Check every line of the entries that follow, and copy the ones containing "segue".

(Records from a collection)
****
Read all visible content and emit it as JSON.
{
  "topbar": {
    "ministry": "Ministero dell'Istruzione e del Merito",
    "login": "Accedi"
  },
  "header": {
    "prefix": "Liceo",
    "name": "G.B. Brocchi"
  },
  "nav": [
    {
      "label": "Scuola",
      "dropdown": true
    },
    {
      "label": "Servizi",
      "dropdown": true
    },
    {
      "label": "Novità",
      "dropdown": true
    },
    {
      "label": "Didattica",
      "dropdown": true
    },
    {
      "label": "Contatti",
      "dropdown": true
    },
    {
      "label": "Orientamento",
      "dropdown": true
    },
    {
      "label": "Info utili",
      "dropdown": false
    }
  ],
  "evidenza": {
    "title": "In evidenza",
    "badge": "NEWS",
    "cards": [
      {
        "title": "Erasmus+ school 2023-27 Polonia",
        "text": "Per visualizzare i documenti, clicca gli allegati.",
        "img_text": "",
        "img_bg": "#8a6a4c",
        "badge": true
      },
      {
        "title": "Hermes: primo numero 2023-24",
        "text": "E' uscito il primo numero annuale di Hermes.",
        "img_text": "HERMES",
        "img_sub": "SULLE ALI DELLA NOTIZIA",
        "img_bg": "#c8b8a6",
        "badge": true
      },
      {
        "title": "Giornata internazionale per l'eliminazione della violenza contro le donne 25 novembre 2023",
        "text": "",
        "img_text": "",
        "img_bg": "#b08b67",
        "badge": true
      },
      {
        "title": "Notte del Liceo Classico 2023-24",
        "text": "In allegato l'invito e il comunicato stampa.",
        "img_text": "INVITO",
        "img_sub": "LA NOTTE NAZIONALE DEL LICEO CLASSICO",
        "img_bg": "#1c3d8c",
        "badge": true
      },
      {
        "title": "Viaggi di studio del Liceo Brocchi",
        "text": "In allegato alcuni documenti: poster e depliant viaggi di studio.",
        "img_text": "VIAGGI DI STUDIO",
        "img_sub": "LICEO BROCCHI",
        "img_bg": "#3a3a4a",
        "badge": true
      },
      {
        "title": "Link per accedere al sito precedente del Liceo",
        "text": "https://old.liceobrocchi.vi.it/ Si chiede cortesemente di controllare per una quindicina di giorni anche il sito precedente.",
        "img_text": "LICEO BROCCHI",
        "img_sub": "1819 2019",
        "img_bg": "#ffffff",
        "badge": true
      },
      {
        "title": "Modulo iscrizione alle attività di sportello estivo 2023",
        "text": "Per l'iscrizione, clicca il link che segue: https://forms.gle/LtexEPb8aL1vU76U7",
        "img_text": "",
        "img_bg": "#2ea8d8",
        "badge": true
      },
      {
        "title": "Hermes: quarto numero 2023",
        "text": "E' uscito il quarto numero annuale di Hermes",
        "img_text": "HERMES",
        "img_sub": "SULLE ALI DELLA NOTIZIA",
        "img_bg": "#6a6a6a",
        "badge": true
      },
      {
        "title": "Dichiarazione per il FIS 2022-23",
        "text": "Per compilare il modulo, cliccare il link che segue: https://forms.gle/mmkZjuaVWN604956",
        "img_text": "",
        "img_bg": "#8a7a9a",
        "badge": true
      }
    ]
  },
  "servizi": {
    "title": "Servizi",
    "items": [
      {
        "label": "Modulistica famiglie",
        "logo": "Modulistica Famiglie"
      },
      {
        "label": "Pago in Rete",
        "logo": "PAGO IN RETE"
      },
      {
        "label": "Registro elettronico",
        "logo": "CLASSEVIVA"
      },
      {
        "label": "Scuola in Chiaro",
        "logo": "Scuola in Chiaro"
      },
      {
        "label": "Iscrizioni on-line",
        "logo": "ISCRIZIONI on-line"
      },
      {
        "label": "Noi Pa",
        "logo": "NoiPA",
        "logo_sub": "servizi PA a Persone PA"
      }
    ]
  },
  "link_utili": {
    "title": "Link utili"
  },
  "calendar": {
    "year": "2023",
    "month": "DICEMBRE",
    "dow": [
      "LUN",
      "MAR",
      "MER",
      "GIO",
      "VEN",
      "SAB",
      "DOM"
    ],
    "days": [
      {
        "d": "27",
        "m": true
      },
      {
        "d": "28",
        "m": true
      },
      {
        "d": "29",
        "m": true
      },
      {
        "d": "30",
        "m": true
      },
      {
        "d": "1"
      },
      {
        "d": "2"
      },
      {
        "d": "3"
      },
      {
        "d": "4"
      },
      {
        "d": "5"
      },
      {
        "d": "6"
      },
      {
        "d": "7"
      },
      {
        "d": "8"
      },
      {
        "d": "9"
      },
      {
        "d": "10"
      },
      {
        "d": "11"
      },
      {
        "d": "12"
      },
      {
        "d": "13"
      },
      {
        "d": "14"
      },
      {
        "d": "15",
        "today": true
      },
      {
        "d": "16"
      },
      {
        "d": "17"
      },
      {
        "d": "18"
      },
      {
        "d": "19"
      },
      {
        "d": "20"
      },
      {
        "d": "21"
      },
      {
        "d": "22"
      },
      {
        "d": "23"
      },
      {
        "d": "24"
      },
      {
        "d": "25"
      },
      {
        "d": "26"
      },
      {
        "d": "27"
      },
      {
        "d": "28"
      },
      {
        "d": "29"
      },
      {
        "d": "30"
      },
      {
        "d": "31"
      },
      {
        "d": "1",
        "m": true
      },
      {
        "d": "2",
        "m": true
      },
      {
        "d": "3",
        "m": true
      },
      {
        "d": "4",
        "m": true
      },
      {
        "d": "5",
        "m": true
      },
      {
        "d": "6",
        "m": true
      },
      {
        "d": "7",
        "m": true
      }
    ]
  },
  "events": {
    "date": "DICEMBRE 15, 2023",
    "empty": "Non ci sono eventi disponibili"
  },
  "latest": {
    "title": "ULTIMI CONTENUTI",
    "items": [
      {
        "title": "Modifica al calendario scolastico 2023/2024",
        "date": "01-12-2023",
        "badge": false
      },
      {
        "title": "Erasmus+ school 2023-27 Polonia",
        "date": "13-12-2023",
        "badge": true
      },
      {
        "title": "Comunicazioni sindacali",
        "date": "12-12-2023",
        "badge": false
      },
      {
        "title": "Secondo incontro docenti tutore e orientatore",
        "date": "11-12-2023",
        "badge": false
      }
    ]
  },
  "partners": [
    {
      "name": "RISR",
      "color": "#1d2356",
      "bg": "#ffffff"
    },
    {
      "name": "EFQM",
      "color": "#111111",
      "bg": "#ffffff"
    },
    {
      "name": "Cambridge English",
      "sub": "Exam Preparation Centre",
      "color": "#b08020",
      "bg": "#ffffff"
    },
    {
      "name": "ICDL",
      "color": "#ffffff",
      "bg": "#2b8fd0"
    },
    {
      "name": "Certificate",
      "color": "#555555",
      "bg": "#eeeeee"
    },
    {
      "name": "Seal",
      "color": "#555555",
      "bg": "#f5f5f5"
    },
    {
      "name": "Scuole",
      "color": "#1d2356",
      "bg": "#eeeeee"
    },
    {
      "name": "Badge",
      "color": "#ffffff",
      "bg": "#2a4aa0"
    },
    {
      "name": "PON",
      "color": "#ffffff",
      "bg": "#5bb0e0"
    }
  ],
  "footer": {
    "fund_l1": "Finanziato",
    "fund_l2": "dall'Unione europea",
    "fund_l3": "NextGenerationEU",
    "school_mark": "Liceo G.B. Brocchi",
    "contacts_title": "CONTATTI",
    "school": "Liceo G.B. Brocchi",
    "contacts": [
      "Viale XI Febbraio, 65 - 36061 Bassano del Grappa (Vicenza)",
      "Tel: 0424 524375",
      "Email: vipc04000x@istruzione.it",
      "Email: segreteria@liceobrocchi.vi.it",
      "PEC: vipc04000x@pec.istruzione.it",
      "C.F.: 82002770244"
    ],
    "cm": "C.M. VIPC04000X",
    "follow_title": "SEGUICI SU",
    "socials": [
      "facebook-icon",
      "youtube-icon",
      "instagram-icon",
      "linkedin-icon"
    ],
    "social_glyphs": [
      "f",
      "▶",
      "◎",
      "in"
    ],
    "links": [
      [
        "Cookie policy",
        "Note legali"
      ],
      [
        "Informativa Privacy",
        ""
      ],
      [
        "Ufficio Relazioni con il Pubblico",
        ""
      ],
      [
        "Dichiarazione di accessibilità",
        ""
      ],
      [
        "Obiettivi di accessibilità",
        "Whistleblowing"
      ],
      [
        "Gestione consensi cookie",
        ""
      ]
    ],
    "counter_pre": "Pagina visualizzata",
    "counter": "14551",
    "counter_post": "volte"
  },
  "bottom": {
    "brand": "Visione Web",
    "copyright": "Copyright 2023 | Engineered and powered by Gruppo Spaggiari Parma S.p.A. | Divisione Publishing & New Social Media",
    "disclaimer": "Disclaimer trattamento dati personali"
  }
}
****
__Solution to the exercise__.
        "text": "Per l'iscrizione, clicca il link che segue: https://forms.gle/LtexEPb8aL1vU76U7",
        "text": "Per compilare il modulo, cliccare il link che segue: https://forms.gle/mmkZjuaVWN604956",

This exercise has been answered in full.